### [Extrait à lire]
******

La deuxième réalité choquante est que la plus grande partie de la superficie de l’imprimerie qui a vu naître le premier journal égyptien, Al-Waqaië Al-Masriya, en langue arabe, s’est transformée en un terrain vague qui a été loué à l’une des compagnies touristiques, qui l’a transformé en un parking pour ses bus de tourisme.

La troisième réalité est que cette imprimerie dépend actuellement du ministère de l’Industrie, qui l’a considérée tout au long des 40 dernières années non pas comme un monument historique, mais comme une « usine » pour l’imprimerie. Elle a alors remplacé ses machines historiques par de nouvelles et son siège fut transféré à Imbaba dans un bâtiment plus moderne.

L’ancien siège s’est transformé en un garage humiliant notre histoire. Et donc pour des objectifs purement lucratifs, cet édifice pourrait être vendu après que les prix ont grimpé dans cette région à la suite de la construction des tours de Cairo Plaza, le World Trade Center et autres.

La carte dont je parle fait vraiment de la peine à tous ceux qui l’ont consultée et tenté de la comparer avec l’état actuel des lieux. Cette énorme superficie sur laquelle a été édifiée l’imprimerie aurait pu devenir un centre de rayonnement culturel sans pareil dans cet endroit privé de tout établissement culturel ou de musées.

******

### [Exercice 1]
Résumez en deux phrases le paragraphe de l'extrait sur l'imprimerie qui commence par « La troisième réalité est que ».
### [Exercice 2]
Relevez tous les noms propres (journal, institution, lieux, bâtiments) cités dans l'extrait sur l'imprimerie.

[Listes de zones annotées]
******

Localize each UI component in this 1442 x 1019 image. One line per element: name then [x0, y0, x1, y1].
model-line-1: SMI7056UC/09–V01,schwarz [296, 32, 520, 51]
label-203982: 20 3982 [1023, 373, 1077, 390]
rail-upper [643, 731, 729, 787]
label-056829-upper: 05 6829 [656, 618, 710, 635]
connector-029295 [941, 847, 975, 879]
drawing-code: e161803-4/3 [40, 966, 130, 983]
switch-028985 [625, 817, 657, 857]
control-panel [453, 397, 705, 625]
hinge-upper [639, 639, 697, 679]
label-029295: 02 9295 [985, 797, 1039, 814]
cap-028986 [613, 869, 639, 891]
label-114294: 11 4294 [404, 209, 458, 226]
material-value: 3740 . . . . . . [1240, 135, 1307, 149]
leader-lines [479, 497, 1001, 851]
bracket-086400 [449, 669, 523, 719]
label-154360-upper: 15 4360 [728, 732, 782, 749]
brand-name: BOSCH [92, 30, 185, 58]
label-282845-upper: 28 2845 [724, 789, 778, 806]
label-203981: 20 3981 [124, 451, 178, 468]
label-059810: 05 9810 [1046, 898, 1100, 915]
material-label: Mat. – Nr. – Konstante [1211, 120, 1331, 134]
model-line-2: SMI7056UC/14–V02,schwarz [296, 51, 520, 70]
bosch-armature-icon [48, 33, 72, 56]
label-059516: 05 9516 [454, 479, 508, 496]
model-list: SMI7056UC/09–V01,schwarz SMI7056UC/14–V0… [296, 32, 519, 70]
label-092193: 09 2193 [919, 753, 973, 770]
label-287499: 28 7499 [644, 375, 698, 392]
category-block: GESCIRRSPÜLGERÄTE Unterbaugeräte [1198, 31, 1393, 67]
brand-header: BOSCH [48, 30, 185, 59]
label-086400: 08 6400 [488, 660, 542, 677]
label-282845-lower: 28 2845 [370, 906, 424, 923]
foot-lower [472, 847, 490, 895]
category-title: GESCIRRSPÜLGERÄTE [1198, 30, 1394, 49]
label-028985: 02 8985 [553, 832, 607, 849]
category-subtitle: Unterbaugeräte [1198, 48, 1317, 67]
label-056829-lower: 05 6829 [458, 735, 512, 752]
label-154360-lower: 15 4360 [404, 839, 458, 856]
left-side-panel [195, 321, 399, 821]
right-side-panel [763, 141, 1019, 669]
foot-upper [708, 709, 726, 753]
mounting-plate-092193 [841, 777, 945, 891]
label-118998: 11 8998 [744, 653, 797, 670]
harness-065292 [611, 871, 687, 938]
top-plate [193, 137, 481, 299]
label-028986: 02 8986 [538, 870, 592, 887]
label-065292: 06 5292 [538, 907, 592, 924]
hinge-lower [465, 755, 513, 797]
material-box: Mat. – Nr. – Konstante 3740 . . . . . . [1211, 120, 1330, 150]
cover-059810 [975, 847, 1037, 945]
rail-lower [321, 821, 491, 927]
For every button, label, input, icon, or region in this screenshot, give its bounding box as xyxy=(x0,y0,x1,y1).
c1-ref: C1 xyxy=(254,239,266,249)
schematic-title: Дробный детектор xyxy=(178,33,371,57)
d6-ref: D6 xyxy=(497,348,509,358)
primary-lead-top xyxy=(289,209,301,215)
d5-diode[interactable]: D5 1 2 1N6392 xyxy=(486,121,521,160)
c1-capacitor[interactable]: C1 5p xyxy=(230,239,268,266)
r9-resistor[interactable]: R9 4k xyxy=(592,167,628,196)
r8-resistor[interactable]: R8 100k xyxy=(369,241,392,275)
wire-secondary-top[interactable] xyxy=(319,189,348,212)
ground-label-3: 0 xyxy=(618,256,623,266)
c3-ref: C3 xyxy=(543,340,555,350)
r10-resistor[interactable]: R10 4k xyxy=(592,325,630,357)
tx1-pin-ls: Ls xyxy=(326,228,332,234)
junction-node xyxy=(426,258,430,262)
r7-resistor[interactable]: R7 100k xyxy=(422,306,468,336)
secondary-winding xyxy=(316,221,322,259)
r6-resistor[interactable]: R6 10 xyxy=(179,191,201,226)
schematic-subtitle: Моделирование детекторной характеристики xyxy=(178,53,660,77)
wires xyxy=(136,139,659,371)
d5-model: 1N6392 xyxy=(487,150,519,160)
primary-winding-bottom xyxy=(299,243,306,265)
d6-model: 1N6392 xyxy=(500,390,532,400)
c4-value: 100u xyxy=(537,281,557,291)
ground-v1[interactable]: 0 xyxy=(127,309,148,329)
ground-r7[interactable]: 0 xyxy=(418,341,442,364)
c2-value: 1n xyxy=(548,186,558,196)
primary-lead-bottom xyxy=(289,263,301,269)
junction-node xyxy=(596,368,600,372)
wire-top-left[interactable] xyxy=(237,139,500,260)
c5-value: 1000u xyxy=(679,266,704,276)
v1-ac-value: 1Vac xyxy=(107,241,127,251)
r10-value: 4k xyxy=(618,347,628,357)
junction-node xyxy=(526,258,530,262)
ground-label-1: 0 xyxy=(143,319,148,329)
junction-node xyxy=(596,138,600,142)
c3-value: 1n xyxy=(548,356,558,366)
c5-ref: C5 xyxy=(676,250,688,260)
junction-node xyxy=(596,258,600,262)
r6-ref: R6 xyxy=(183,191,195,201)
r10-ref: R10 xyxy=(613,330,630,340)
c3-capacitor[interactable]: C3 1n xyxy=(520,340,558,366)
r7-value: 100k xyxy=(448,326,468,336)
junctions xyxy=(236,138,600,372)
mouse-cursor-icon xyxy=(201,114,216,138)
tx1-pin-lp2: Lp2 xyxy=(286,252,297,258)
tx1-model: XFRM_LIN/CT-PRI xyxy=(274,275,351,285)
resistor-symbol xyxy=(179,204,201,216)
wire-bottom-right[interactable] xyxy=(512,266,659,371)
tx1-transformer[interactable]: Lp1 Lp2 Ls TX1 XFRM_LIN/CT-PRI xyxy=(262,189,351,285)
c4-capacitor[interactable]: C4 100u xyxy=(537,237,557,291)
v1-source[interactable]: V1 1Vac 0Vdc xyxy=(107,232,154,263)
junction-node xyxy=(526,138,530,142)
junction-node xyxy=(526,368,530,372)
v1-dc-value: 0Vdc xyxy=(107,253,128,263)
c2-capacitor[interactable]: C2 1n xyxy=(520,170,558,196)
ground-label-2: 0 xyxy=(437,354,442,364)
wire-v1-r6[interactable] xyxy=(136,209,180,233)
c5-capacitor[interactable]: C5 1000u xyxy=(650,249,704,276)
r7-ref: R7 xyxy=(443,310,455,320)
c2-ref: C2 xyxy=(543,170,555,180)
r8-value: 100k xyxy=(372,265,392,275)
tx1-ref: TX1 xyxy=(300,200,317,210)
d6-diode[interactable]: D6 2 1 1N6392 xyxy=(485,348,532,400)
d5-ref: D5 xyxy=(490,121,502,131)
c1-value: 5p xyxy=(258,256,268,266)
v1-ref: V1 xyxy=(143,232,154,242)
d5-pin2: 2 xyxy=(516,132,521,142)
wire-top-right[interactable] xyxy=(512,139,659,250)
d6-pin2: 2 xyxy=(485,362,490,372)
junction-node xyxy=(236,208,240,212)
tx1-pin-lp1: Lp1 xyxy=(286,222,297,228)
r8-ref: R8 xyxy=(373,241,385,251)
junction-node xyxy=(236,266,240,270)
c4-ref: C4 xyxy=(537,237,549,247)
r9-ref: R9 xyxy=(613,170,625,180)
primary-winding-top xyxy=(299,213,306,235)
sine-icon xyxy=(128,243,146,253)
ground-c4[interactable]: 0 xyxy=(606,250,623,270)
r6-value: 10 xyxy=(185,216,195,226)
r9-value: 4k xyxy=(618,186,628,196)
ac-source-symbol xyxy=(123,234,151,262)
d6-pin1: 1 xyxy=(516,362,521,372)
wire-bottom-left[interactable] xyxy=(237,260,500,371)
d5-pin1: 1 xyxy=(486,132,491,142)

******

### [Réponse complète 1]
L'imprimerie dépend aujourd'hui du ministère de l'Industrie, qui depuis 40 ans la traite comme une « usine » et non comme un monument historique. Ses machines historiques ont donc été remplacées par des neuves, et son siège a été transféré à Imbaba dans un bâtiment plus moderne.

### [Réponse complète 2]
- Al-Waqaië Al-Masriya
- ministère de l'Industrie
- Imbaba
- Cairo Plaza
- World Trade Center